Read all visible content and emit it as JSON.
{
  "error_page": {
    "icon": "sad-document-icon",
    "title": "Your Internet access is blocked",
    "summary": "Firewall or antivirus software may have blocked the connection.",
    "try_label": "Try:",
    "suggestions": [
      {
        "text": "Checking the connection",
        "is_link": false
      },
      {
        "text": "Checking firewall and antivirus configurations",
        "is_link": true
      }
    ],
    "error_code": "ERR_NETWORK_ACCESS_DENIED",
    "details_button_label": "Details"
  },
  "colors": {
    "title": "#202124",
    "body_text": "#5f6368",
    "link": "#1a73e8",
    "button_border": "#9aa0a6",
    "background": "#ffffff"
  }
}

------------------------------------------------------------------------

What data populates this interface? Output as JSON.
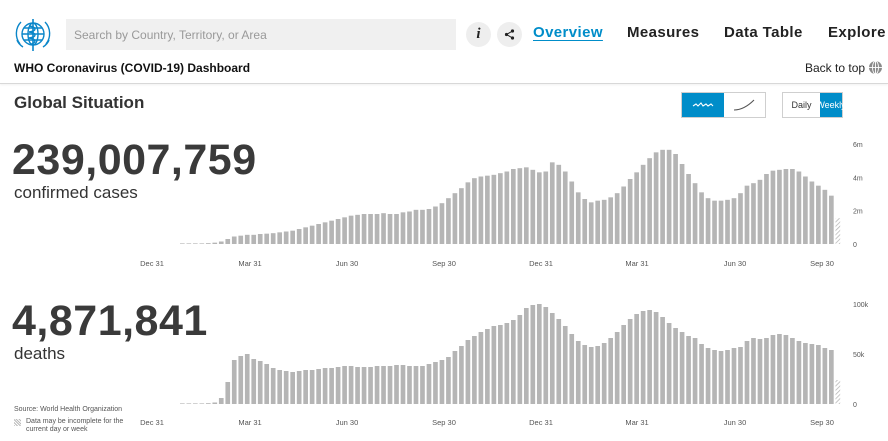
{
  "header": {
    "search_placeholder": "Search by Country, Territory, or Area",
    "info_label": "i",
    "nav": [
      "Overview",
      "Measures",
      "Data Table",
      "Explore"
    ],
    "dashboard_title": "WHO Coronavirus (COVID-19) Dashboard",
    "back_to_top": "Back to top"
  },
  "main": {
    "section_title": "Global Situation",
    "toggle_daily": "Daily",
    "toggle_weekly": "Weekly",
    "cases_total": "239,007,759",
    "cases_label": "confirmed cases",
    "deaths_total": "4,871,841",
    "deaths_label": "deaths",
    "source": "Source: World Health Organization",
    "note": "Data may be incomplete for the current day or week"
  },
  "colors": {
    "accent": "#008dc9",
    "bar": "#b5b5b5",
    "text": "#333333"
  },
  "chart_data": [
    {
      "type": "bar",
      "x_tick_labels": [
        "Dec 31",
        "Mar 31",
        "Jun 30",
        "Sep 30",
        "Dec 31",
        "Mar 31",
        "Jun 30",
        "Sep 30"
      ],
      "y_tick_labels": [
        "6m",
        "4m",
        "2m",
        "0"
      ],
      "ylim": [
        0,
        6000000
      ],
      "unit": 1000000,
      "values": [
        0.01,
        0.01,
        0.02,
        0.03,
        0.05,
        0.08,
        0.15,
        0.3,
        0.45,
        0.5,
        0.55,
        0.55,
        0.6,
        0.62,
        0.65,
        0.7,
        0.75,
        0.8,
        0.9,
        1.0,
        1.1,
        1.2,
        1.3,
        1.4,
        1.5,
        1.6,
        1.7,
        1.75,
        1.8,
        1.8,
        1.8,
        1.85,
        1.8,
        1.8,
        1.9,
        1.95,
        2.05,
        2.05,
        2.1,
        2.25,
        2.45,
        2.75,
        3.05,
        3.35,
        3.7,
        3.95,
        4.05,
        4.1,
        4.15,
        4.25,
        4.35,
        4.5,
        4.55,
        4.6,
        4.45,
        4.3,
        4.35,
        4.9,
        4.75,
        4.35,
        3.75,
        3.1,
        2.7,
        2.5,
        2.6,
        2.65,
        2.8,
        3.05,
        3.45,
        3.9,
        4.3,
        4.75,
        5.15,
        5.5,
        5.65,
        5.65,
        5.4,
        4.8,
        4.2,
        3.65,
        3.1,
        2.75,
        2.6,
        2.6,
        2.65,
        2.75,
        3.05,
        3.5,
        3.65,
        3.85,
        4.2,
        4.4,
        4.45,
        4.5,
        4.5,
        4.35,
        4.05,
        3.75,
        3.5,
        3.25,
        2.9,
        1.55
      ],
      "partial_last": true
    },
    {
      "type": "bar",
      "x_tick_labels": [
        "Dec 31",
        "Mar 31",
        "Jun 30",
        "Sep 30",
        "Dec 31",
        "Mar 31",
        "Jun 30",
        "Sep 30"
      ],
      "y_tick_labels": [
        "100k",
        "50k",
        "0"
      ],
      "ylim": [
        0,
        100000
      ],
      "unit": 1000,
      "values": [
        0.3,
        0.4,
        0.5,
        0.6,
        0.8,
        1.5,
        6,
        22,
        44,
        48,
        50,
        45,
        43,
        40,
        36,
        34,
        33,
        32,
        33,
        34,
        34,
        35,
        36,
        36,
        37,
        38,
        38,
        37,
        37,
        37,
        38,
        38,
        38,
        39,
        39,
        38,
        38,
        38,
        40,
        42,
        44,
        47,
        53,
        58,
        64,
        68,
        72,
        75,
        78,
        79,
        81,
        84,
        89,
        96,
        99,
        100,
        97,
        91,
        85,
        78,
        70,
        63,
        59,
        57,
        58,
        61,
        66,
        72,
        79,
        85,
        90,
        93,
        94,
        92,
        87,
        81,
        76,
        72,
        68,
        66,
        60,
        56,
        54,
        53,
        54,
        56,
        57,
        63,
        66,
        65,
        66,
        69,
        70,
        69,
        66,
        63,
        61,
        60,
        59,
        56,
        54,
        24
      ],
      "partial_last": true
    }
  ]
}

------------------------------------------------------------------------

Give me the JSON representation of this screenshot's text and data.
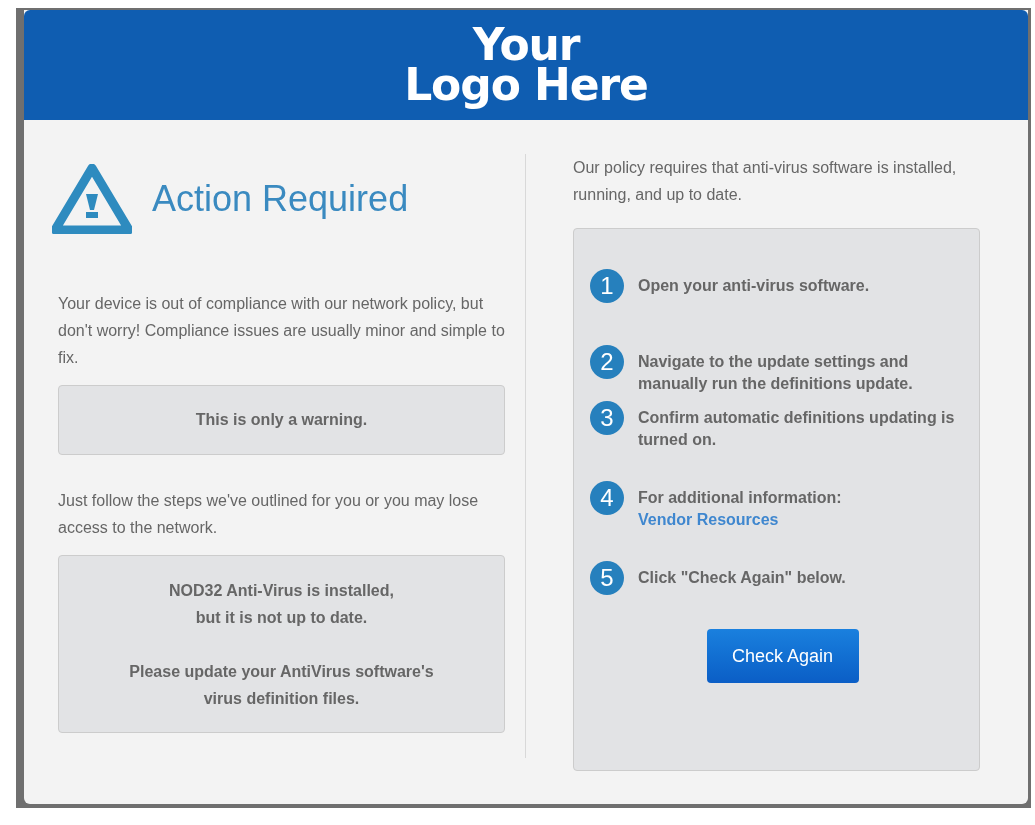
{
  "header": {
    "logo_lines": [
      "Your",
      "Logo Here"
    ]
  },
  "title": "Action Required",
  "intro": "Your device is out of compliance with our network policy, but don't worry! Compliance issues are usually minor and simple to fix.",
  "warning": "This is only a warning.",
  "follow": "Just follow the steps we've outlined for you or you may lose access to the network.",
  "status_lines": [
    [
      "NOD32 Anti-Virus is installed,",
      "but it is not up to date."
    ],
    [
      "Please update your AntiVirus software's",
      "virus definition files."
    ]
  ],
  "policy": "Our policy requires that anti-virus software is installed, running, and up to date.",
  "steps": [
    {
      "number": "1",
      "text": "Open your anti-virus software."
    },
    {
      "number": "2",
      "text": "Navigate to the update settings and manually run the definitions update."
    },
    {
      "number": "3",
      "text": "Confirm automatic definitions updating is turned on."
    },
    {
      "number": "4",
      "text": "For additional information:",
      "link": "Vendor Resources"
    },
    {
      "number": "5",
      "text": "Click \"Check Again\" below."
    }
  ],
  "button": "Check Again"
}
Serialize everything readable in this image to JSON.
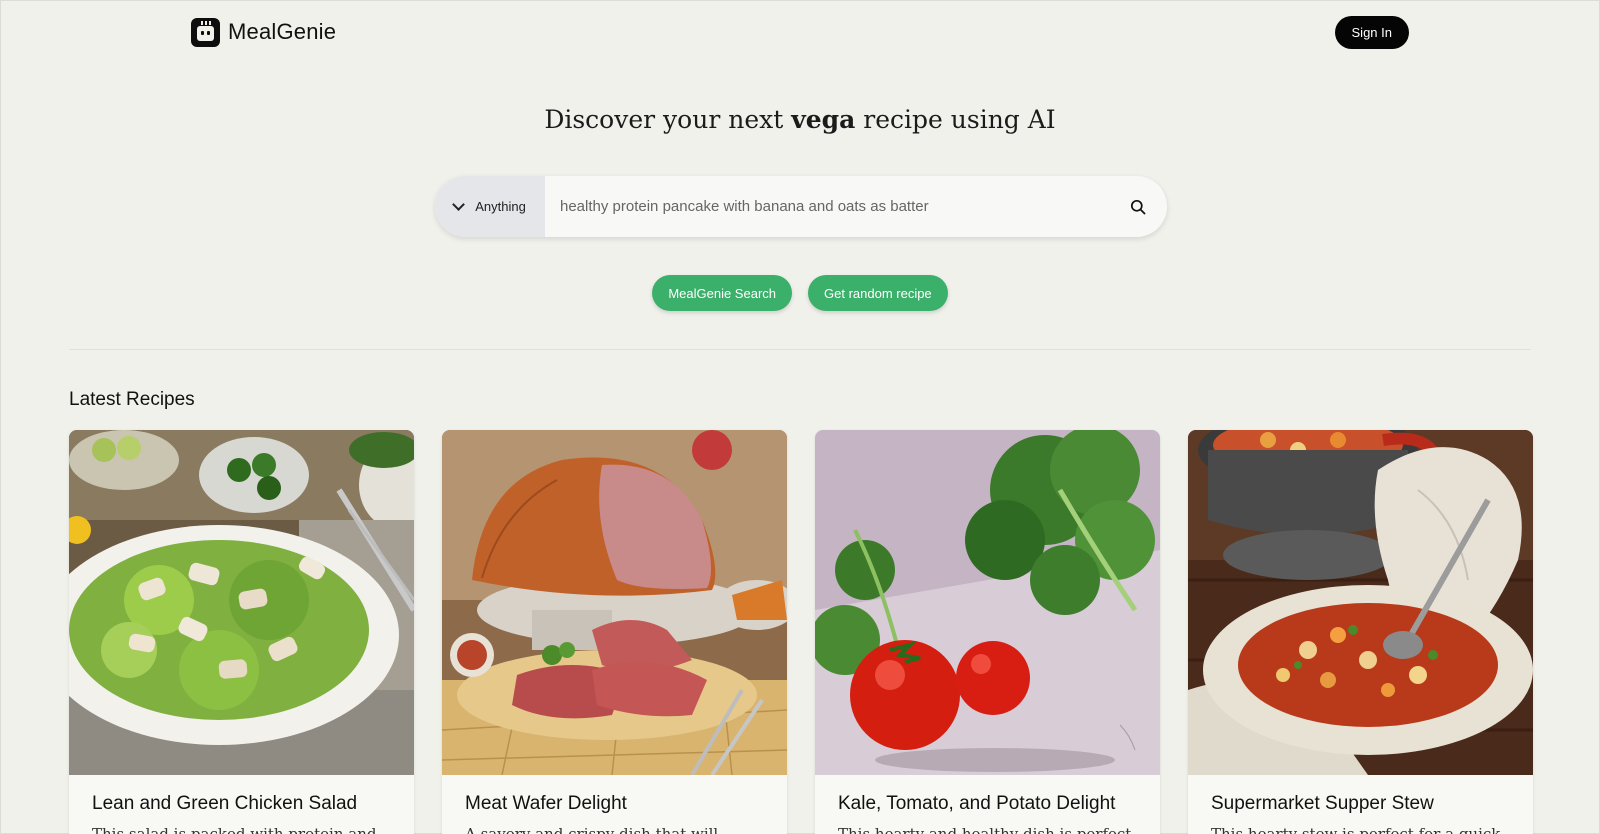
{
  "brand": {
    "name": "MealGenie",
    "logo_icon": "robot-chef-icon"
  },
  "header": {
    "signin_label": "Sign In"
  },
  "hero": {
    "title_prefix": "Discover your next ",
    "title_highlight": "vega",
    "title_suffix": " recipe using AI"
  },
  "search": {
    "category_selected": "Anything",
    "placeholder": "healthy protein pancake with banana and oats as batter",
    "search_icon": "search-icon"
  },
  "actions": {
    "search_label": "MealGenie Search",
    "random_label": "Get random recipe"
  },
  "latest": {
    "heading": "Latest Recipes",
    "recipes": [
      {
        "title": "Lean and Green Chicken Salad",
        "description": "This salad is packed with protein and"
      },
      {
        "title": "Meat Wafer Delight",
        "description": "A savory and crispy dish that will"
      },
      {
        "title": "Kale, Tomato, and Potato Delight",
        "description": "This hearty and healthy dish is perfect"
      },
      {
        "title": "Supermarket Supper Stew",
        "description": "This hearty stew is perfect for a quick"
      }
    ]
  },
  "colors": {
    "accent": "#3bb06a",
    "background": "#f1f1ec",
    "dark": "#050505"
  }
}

------------------------------------------------------------------------

■ BRIEF
Wherever the word "with" appears in the listing above, copy the whole line.

■ RESULT
  "intro": "Your device is out of compliance with our network policy, but don't worry! Compliance issues are usually minor and simple to fix.",
    "placeholder": "healthy protein pancake with banana and oats as batter",
        "description": "This salad is packed with protein and"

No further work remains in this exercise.